Data excerpts:
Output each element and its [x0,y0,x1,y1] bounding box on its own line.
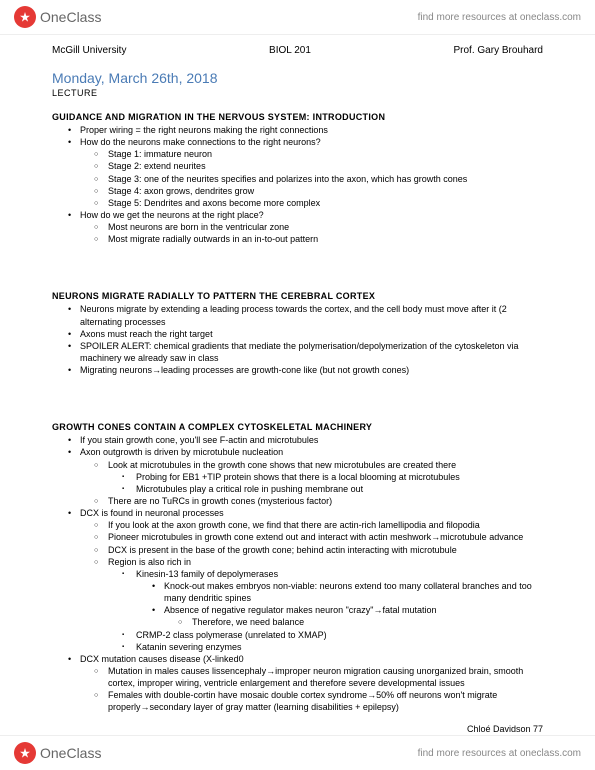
brand-name: OneClass [40,9,101,25]
list-item: Stage 5: Dendrites and axons become more… [80,197,543,209]
list-item: How do the neurons make connections to t… [52,136,543,209]
list-item: Knock-out makes embryos non-viable: neur… [136,580,543,604]
list-item: Proper wiring = the right neurons making… [52,124,543,136]
list-item: If you stain growth cone, you'll see F-a… [52,434,543,446]
course-code: BIOL 201 [269,45,311,56]
professor-name: Prof. Gary Brouhard [454,45,543,56]
list-item: Kinesin-13 family of depolymerases Knock-… [108,568,543,629]
author-footer: Chloé Davidson 77 [467,724,543,734]
list-item-text: Kinesin-13 family of depolymerases [136,569,278,579]
list-item-text: Stage 4: axon grows, dendrites grow [108,186,254,196]
list-item: Pioneer microtubules in growth cone exte… [80,531,543,543]
list-item: Females with double-cortin have mosaic d… [80,689,543,713]
list-item-text: Migrating neurons→leading processes are … [80,365,409,375]
lecture-label: LECTURE [0,86,595,106]
lecture-date: Monday, March 26th, 2018 [0,60,595,86]
list-item-text: SPOILER ALERT: chemical gradients that m… [80,341,519,363]
list-item-text: Probing for EB1 +TIP protein shows that … [136,472,460,482]
list-item-text: Katanin severing enzymes [136,642,242,652]
list-item: Microtubules play a critical role in pus… [108,483,543,495]
list-item-text: Proper wiring = the right neurons making… [80,125,328,135]
list-item: If you look at the axon growth cone, we … [80,519,543,531]
list-item: Most neurons are born in the ventricular… [80,221,543,233]
find-more-link-footer[interactable]: find more resources at oneclass.com [418,748,581,759]
list-item: DCX is present in the base of the growth… [80,544,543,556]
list-item: Absence of negative regulator makes neur… [136,604,543,628]
list-item-text: Microtubules play a critical role in pus… [136,484,363,494]
list-item-text: Knock-out makes embryos non-viable: neur… [164,581,532,603]
list-item-text: If you look at the axon growth cone, we … [108,520,480,530]
list-item-text: Axons must reach the right target [80,329,213,339]
list-item: Stage 4: axon grows, dendrites grow [80,185,543,197]
section-title: GUIDANCE AND MIGRATION IN THE NERVOUS SY… [0,106,595,124]
section-content: If you stain growth cone, you'll see F-a… [0,434,595,753]
list-item-text: Absence of negative regulator makes neur… [164,605,437,615]
section-content: Proper wiring = the right neurons making… [0,124,595,285]
list-item-text: Stage 5: Dendrites and axons become more… [108,198,320,208]
list-item-text: Region is also rich in [108,557,191,567]
brand-footer: OneClass find more resources at oneclass… [0,735,595,770]
list-item-text: How do the neurons make connections to t… [80,137,321,147]
brand-logo: OneClass [14,6,101,28]
list-item-text: Most neurons are born in the ventricular… [108,222,289,232]
list-item-text: There are no TuRCs in growth cones (myst… [108,496,332,506]
list-item: Axon outgrowth is driven by microtubule … [52,446,543,507]
page-header: McGill University BIOL 201 Prof. Gary Br… [0,35,595,60]
find-more-link[interactable]: find more resources at oneclass.com [418,12,581,23]
list-item: Region is also rich inKinesin-13 family … [80,556,543,653]
list-item: How do we get the neurons at the right p… [52,209,543,245]
list-item: Look at microtubules in the growth cone … [80,459,543,495]
list-item: Axons must reach the right target [52,328,543,340]
list-item-text: DCX is present in the base of the growth… [108,545,457,555]
list-item: DCX mutation causes disease (X-linked0 Mu… [52,653,543,714]
list-item-text: Mutation in males causes lissencephaly→i… [108,666,523,688]
list-item-text: DCX is found in neuronal processes [80,508,224,518]
university-name: McGill University [52,45,126,56]
logo-icon [14,6,36,28]
list-item-text: Stage 3: one of the neurites specifies a… [108,174,467,184]
section-content: Neurons migrate by extending a leading p… [0,303,595,416]
list-item: SPOILER ALERT: chemical gradients that m… [52,340,543,364]
list-item: Migrating neurons→leading processes are … [52,364,543,376]
brand-header: OneClass find more resources at oneclass… [0,0,595,35]
list-item-text: Stage 2: extend neurites [108,161,206,171]
list-item-text: Therefore, we need balance [192,617,304,627]
list-item: Stage 1: immature neuron [80,148,543,160]
list-item: Most migrate radially outwards in an in-… [80,233,543,245]
list-item: Stage 3: one of the neurites specifies a… [80,173,543,185]
brand-logo-footer: OneClass [14,742,101,764]
list-item-text: Most migrate radially outwards in an in-… [108,234,318,244]
brand-name: OneClass [40,745,101,761]
list-item-text: If you stain growth cone, you'll see F-a… [80,435,318,445]
list-item: Neurons migrate by extending a leading p… [52,303,543,327]
section-title: NEURONS MIGRATE RADIALLY TO PATTERN THE … [0,285,595,303]
list-item-text: Stage 1: immature neuron [108,149,212,159]
list-item: Therefore, we need balance [164,616,543,628]
list-item-text: CRMP-2 class polymerase (unrelated to XM… [136,630,327,640]
list-item-text: How do we get the neurons at the right p… [80,210,264,220]
list-item: Mutation in males causes lissencephaly→i… [80,665,543,689]
list-item: Stage 2: extend neurites [80,160,543,172]
list-item-text: Look at microtubules in the growth cone … [108,460,456,470]
list-item-text: Axon outgrowth is driven by microtubule … [80,447,283,457]
section-title: GROWTH CONES CONTAIN A COMPLEX CYTOSKELE… [0,416,595,434]
list-item-text: DCX mutation causes disease (X-linked0 [80,654,244,664]
list-item: DCX is found in neuronal processes If you… [52,507,543,653]
list-item: There are no TuRCs in growth cones (myst… [80,495,543,507]
list-item: CRMP-2 class polymerase (unrelated to XM… [108,629,543,641]
list-item-text: Pioneer microtubules in growth cone exte… [108,532,523,542]
list-item-text: Females with double-cortin have mosaic d… [108,690,497,712]
list-item: Probing for EB1 +TIP protein shows that … [108,471,543,483]
logo-icon [14,742,36,764]
list-item: Katanin severing enzymes [108,641,543,653]
list-item-text: Neurons migrate by extending a leading p… [80,304,507,326]
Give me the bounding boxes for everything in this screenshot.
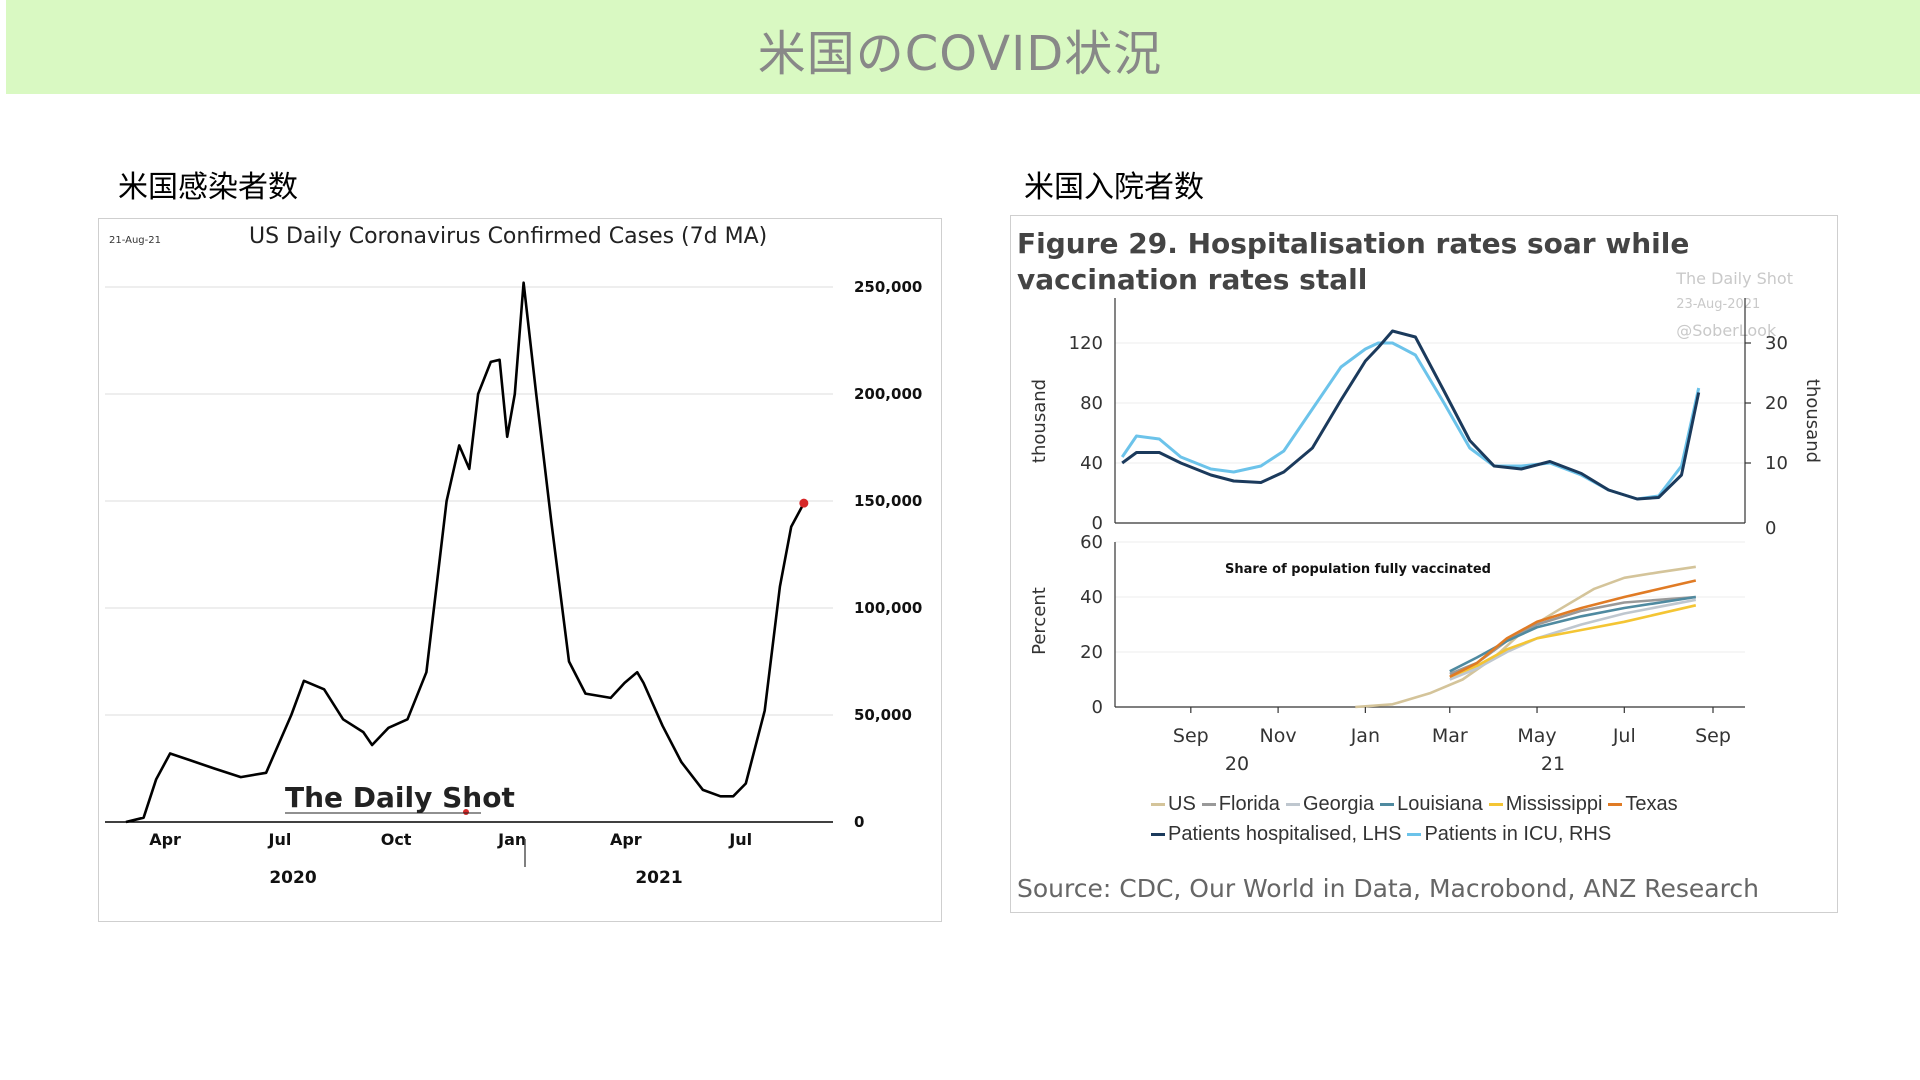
daily-shot-logo: The Daily Shot — [285, 781, 515, 814]
legend-label: Texas — [1625, 793, 1678, 815]
hospitalised-line — [1121, 329, 1701, 501]
top-left-tick-label: 0 — [1092, 513, 1103, 534]
legend-label: Patients in ICU, RHS — [1424, 823, 1612, 845]
cases-x-tick-label: Jan — [497, 830, 526, 849]
x-tick-label: Mar — [1432, 725, 1468, 747]
legend-swatch — [1608, 803, 1623, 807]
legend-swatch — [1151, 833, 1165, 837]
legend-label: Mississippi — [1505, 793, 1603, 815]
cases-x-tick-label: Jul — [268, 830, 292, 849]
legend-swatch — [1488, 803, 1503, 807]
hospital-chart: 120 80 40 0 30 20 10 0 60 40 20 0 Sep Nov Jan Mar May J… — [1029, 298, 1823, 775]
legend-item: Louisiana — [1380, 793, 1483, 815]
x-tick-label: Sep — [1173, 725, 1209, 747]
x-tick-label: Jul — [1612, 725, 1636, 747]
hospital-heading: 米国入院者数 — [1024, 170, 1204, 205]
top-left-tick-label: 120 — [1069, 333, 1103, 354]
cases-chart: 21-Aug-21 US Daily Coronavirus Confirmed… — [105, 224, 922, 888]
top-left-axis-label: thousand — [1029, 379, 1050, 463]
legend-item: Patients in ICU, RHS — [1407, 823, 1611, 845]
legend-item: Patients hospitalised, LHS — [1151, 823, 1401, 845]
bottom-tick-label: 40 — [1080, 587, 1103, 608]
vaccination-line-texas — [1449, 579, 1697, 678]
legend-label: Patients hospitalised, LHS — [1168, 823, 1402, 845]
watermark-line: The Daily Shot — [1676, 269, 1793, 288]
legend-item: Texas — [1608, 793, 1678, 815]
top-right-tick-label: 10 — [1765, 453, 1788, 474]
cases-y-tick-label: 250,000 — [854, 278, 922, 296]
legend-swatch — [1285, 803, 1300, 807]
legend-item: Mississippi — [1488, 793, 1603, 815]
legend-label: Louisiana — [1397, 793, 1483, 815]
latest-point-marker — [799, 498, 809, 508]
vaccination-line-us — [1355, 565, 1696, 709]
watermark-handle: @SoberLook — [1676, 321, 1777, 340]
cases-y-tick-label: 150,000 — [854, 492, 922, 510]
hospital-chart-panel: Figure 29. Hospitalisation rates soar wh… — [1010, 215, 1838, 913]
cases-y-tick-label: 0 — [854, 813, 864, 831]
watermark-date: 23-Aug-2021 — [1676, 297, 1761, 312]
top-left-tick-label: 80 — [1080, 393, 1103, 414]
x-tick-label: Nov — [1260, 725, 1297, 747]
top-right-tick-label: 20 — [1765, 393, 1788, 414]
watermark: The Daily Shot 23-Aug-2021 @SoberLook — [1676, 266, 1793, 344]
x-tick-label: May — [1517, 725, 1556, 747]
cases-y-tick-label: 200,000 — [854, 385, 922, 403]
bottom-tick-label: 20 — [1080, 642, 1103, 663]
cases-x-tick-label: Apr — [149, 830, 181, 849]
top-left-tick-label: 40 — [1080, 453, 1103, 474]
legend-swatch — [1151, 803, 1165, 807]
legend-row-2: Patients hospitalised, LHS Patients in IC… — [1151, 823, 1617, 846]
top-right-tick-label: 0 — [1765, 518, 1776, 539]
cases-y-tick-label: 50,000 — [854, 706, 912, 724]
cases-heading: 米国感染者数 — [118, 170, 298, 205]
vaccination-line-louisiana — [1449, 595, 1696, 673]
year-label-2020: 2020 — [269, 868, 316, 888]
legend-row-1: US Florida Georgia Louisiana Mississippi Texa… — [1151, 793, 1684, 816]
cases-x-tick-label: Oct — [381, 830, 412, 849]
legend-label: US — [1168, 793, 1196, 815]
cases-x-tick-label: Apr — [610, 830, 642, 849]
year-label-20: 20 — [1225, 753, 1249, 775]
slide-title: 米国のCOVID状況 — [757, 26, 1163, 82]
bottom-tick-label: 60 — [1080, 532, 1103, 553]
legend-item: Georgia — [1285, 793, 1375, 815]
legend-item: Florida — [1201, 793, 1280, 815]
cases-line — [125, 281, 806, 824]
legend-item: US — [1151, 793, 1196, 815]
legend-label: Georgia — [1302, 793, 1375, 815]
bottom-tick-label: 0 — [1092, 697, 1103, 718]
source-note: Source: CDC, Our World in Data, Macrobon… — [1017, 874, 1759, 903]
bottom-axis-label: Percent — [1029, 587, 1050, 655]
legend-swatch — [1201, 803, 1216, 807]
cases-date-stamp: 21-Aug-21 — [109, 235, 161, 246]
title-banner — [6, 0, 1920, 94]
cases-chart-panel: 21-Aug-21 US Daily Coronavirus Confirmed… — [98, 218, 942, 922]
legend-swatch — [1407, 833, 1422, 837]
cases-x-tick-label: Jul — [728, 830, 752, 849]
x-tick-label: Jan — [1350, 725, 1380, 747]
year-label-2021: 2021 — [635, 868, 682, 888]
cases-chart-title: US Daily Coronavirus Confirmed Cases (7d… — [249, 224, 767, 249]
figure-title: Figure 29. Hospitalisation rates soar wh… — [1017, 227, 1690, 296]
top-right-tick-label: 30 — [1765, 333, 1788, 354]
cases-y-tick-label: 100,000 — [854, 599, 922, 617]
year-label-21: 21 — [1541, 753, 1565, 775]
vaccination-annotation: Share of population fully vaccinated — [1225, 562, 1491, 577]
top-right-axis-label: thousand — [1802, 379, 1823, 463]
legend-label: Florida — [1218, 793, 1280, 815]
x-tick-label: Sep — [1695, 725, 1731, 747]
vaccination-line-mississippi — [1449, 604, 1697, 679]
legend-swatch — [1380, 803, 1395, 807]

#### EXERCISE INSTRUCTIONS
Scan the data above. Return every line with "reach" in it.

#### TASK RESULT
list-item-text: Axons must reach the right target [80,329,213,339]
list-item: Axons must reach the right target [52,328,543,340]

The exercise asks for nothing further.